§ **AIM**:
Print every record below exactly as written.

━━━ PROVIDED DATA ━━━

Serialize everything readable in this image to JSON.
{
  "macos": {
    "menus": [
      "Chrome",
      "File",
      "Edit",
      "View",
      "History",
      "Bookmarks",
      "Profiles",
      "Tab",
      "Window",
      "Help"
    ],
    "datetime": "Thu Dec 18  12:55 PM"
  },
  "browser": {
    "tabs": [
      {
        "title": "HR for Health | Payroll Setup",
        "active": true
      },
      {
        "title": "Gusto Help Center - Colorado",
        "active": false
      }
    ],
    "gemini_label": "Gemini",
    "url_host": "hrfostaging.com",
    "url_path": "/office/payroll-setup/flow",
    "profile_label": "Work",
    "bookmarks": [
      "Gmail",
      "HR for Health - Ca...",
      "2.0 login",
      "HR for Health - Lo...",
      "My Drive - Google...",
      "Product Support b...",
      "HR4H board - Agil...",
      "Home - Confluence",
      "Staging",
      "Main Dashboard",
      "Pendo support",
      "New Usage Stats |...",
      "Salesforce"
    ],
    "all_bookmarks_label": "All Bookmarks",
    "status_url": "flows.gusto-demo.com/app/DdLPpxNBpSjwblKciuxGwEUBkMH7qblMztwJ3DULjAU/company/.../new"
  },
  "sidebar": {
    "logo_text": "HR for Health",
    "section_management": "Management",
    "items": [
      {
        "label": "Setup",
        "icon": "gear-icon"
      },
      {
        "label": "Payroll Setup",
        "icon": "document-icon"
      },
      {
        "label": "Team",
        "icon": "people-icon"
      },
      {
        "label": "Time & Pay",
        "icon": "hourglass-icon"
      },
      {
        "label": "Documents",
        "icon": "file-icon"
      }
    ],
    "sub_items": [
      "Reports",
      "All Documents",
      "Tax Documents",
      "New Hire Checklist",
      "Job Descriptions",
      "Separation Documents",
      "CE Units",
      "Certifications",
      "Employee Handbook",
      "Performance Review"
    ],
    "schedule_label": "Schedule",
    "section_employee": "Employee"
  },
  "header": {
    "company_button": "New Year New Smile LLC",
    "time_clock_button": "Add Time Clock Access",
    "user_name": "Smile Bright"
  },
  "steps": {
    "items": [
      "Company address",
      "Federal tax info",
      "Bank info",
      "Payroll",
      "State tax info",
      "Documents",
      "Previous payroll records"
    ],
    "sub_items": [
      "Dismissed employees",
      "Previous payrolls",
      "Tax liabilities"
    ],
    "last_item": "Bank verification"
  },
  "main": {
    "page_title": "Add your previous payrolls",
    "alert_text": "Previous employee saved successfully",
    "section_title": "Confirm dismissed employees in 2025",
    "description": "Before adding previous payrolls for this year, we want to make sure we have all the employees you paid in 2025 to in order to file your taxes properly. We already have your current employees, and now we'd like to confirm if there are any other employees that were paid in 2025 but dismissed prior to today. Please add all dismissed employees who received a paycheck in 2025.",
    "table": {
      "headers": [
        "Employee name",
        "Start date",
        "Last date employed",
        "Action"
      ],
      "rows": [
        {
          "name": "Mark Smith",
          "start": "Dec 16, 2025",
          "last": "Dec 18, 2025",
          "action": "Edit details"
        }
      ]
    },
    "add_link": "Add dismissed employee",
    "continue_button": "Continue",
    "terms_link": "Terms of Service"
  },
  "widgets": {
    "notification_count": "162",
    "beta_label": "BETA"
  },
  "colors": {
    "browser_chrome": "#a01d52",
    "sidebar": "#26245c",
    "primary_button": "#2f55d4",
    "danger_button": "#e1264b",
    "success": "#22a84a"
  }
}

━━━

§ **RESPONSE**:
Serialize everything readable in this image to JSON.
{
  "macos": {
    "menus": [
      "Chrome",
      "File",
      "Edit",
      "View",
      "History",
      "Bookmarks",
      "Profiles",
      "Tab",
      "Window",
      "Help"
    ],
    "datetime": "Thu Dec 18  12:55 PM"
  },
  "browser": {
    "tabs": [
      {
        "title": "HR for Health | Payroll Setup",
        "active": true
      },
      {
        "title": "Gusto Help Center - Colorado",
        "active": false
      }
    ],
    "gemini_label": "Gemini",
    "url_host": "hrfostaging.com",
    "url_path": "/office/payroll-setup/flow",
    "profile_label": "Work",
    "bookmarks": [
      "Gmail",
      "HR for Health - Ca...",
      "2.0 login",
      "HR for Health - Lo...",
      "My Drive - Google...",
      "Product Support b...",
      "HR4H board - Agil...",
      "Home - Confluence",
      "Staging",
      "Main Dashboard",
      "Pendo support",
      "New Usage Stats |...",
      "Salesforce"
    ],
    "all_bookmarks_label": "All Bookmarks",
    "status_url": "flows.gusto-demo.com/app/DdLPpxNBpSjwblKciuxGwEUBkMH7qblMztwJ3DULjAU/company/.../new"
  },
  "sidebar": {
    "logo_text": "HR for Health",
    "section_management": "Management",
    "items": [
      {
        "label": "Setup",
        "icon": "gear-icon"
      },
      {
        "label": "Payroll Setup",
        "icon": "document-icon"
      },
      {
        "label": "Team",
        "icon": "people-icon"
      },
      {
        "label": "Time & Pay",
        "icon": "hourglass-icon"
      },
      {
        "label": "Documents",
        "icon": "file-icon"
      }
    ],
    "sub_items": [
      "Reports",
      "All Documents",
      "Tax Documents",
      "New Hire Checklist",
      "Job Descriptions",
      "Separation Documents",
      "CE Units",
      "Certifications",
      "Employee Handbook",
      "Performance Review"
    ],
    "schedule_label": "Schedule",
    "section_employee": "Employee"
  },
  "header": {
    "company_button": "New Year New Smile LLC",
    "time_clock_button": "Add Time Clock Access",
    "user_name": "Smile Bright"
  },
  "steps": {
    "items": [
      "Company address",
      "Federal tax info",
      "Bank info",
      "Payroll",
      "State tax info",
      "Documents",
      "Previous payroll records"
    ],
    "sub_items": [
      "Dismissed employees",
      "Previous payrolls",
      "Tax liabilities"
    ],
    "last_item": "Bank verification"
  },
  "main": {
    "page_title": "Add your previous payrolls",
    "alert_text": "Previous employee saved successfully",
    "section_title": "Confirm dismissed employees in 2025",
    "description": "Before adding previous payrolls for this year, we want to make sure we have all the employees you paid in 2025 to in order to file your taxes properly. We already have your current employees, and now we'd like to confirm if there are any other employees that were paid in 2025 but dismissed prior to today. Please add all dismissed employees who received a paycheck in 2025.",
    "table": {
      "headers": [
        "Employee name",
        "Start date",
        "Last date employed",
        "Action"
      ],
      "rows": [
        {
          "name": "Mark Smith",
          "start": "Dec 16, 2025",
          "last": "Dec 18, 2025",
          "action": "Edit details"
        }
      ]
    },
    "add_link": "Add dismissed employee",
    "continue_button": "Continue",
    "terms_link": "Terms of Service"
  },
  "widgets": {
    "notification_count": "162",
    "beta_label": "BETA"
  },
  "colors": {
    "browser_chrome": "#a01d52",
    "sidebar": "#26245c",
    "primary_button": "#2f55d4",
    "danger_button": "#e1264b",
    "success": "#22a84a"
  }
}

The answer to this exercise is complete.